Report how many lines hold the word "text"; give nothing but the number.
==*==
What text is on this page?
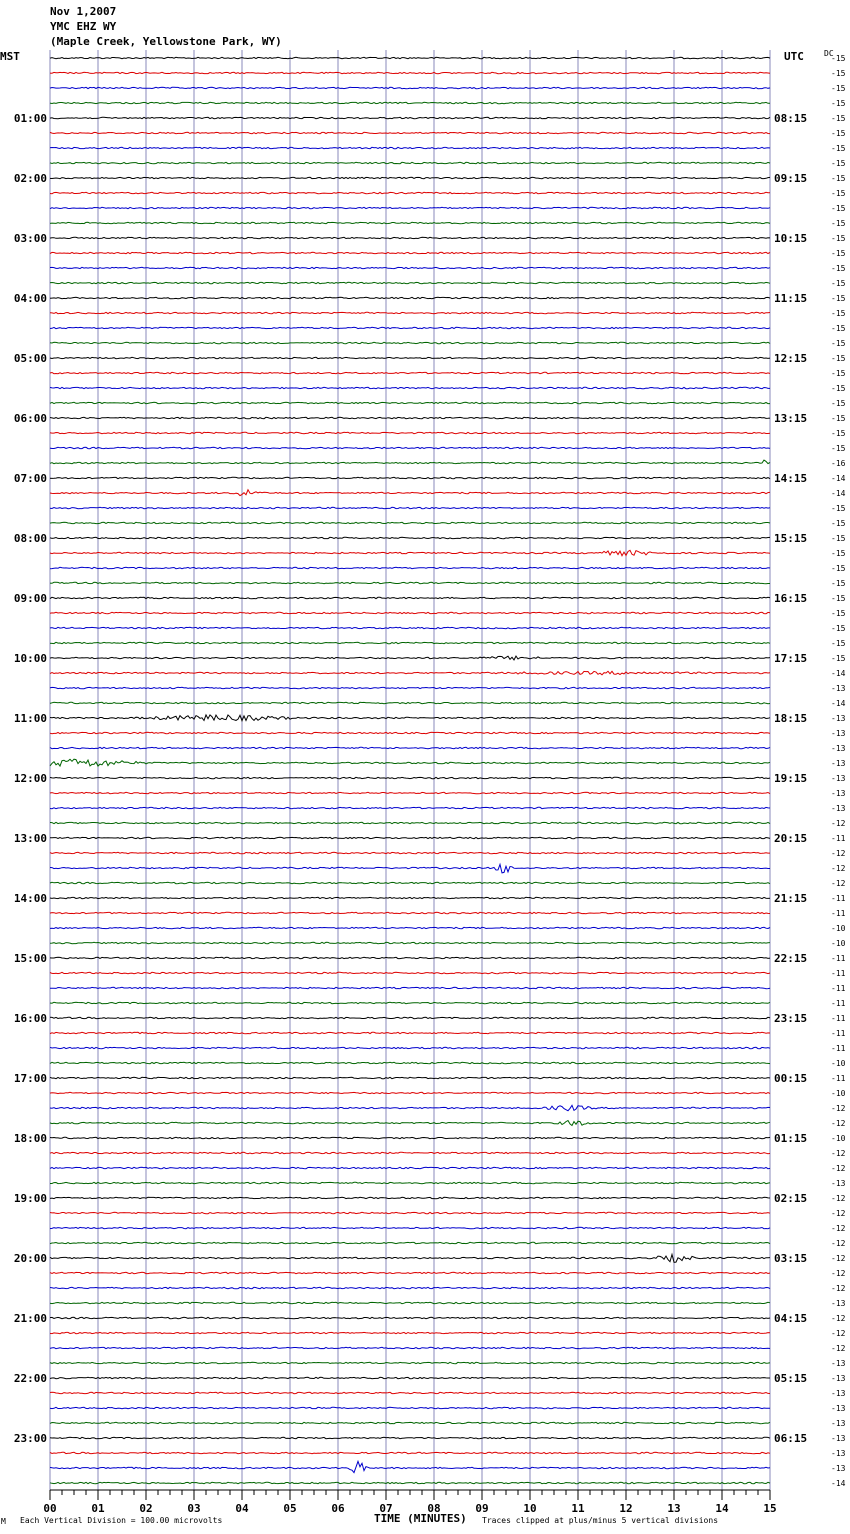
Nov 1,2007
YMC EHZ WY
(Maple Creek, Yellowstone Park, WY)
01:00
02:00
03:00
04:00
05:00
06:00
07:00
08:00
09:00
10:00
11:00
12:00
13:00
14:00
15:00
16:00
17:00
18:00
19:00
20:00
21:00
22:00
23:00
08:15
09:15
10:15
11:15
12:15
13:15
14:15
15:15
16:15
17:15
18:15
19:15
20:15
21:15
22:15
23:15
00:15
01:15
02:15
03:15
04:15
05:15
06:15
-15
-15
-15
-15
-15
-15
-15
-15
-15
-15
-15
-15
-15
-15
-15
-15
-15
-15
-15
-15
-15
-15
-15
-15
-15
-15
-15
-16
-14
-14
-15
-15
-15
-15
-15
-15
-15
-15
-15
-15
-15
-14
-13
-14
-13
-13
-13
-13
-13
-13
-13
-12
-11
-12
-12
-12
-11
-11
-10
-10
-11
-11
-11
-11
-11
-11
-11
-10
-11
-10
-12
-12
-10
-12
-12
-13
-12
-12
-12
-12
-12
-12
-12
-13
-12
-12
-12
-13
-13
-13
-13
-13
-13
-13
-13
-14
00	01	02	03	04	05	06	07	08	09	10	11	12	13	14	15
MST	UTC	DC
TIME (MINUTES)
Each Vertical Division = 100.00 microvolts	Traces clipped at plus/minus 5 vertical divisions
M
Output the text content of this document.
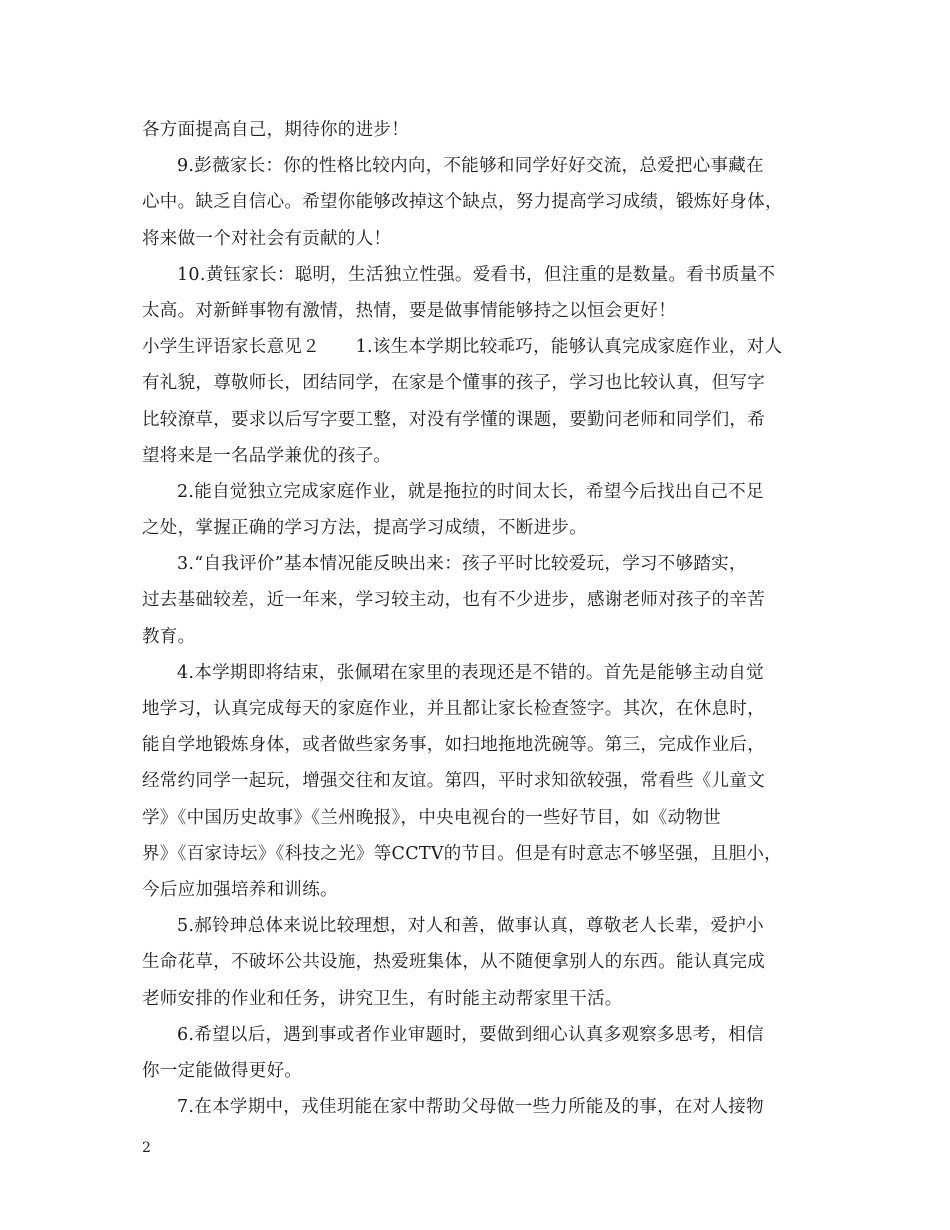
各方面提高自己，期待你的进步！
9.彭薇家长：你的性格比较内向，不能够和同学好好交流，总爱把心事藏在
心中。缺乏自信心。希望你能够改掉这个缺点，努力提高学习成绩，锻炼好身体，
将来做一个对社会有贡献的人！
10.黄钰家长：聪明，生活独立性强。爱看书，但注重的是数量。看书质量不
太高。对新鲜事物有激情，热情，要是做事情能够持之以恒会更好！
小学生评语家长意见２　　1.该生本学期比较乖巧，能够认真完成家庭作业，对人
有礼貌，尊敬师长，团结同学，在家是个懂事的孩子，学习也比较认真，但写字
比较潦草，要求以后写字要工整，对没有学懂的课题，要勤问老师和同学们，希
望将来是一名品学兼优的孩子。
2.能自觉独立完成家庭作业，就是拖拉的时间太长，希望今后找出自己不足
之处，掌握正确的学习方法，提高学习成绩，不断进步。
3.“自我评价”基本情况能反映出来：孩子平时比较爱玩，学习不够踏实，
过去基础较差，近一年来，学习较主动，也有不少进步，感谢老师对孩子的辛苦
教育。
4.本学期即将结束，张佩珺在家里的表现还是不错的。首先是能够主动自觉
地学习，认真完成每天的家庭作业，并且都让家长检查签字。其次，在休息时，
能自学地锻炼身体，或者做些家务事，如扫地拖地洗碗等。第三，完成作业后，
经常约同学一起玩，增强交往和友谊。第四，平时求知欲较强，常看些《儿童文
学》《中国历史故事》《兰州晚报》，中央电视台的一些好节目，如《动物世
界》《百家诗坛》《科技之光》等CCTV的节目。但是有时意志不够坚强，且胆小，
今后应加强培养和训练。
5.郝铃珅总体来说比较理想，对人和善，做事认真，尊敬老人长辈，爱护小
生命花草，不破坏公共设施，热爱班集体，从不随便拿别人的东西。能认真完成
老师安排的作业和任务，讲究卫生，有时能主动帮家里干活。
6.希望以后，遇到事或者作业审题时，要做到细心认真多观察多思考，相信
你一定能做得更好。
7.在本学期中，戎佳玥能在家中帮助父母做一些力所能及的事，在对人接物
2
==*==
Result for this task: 2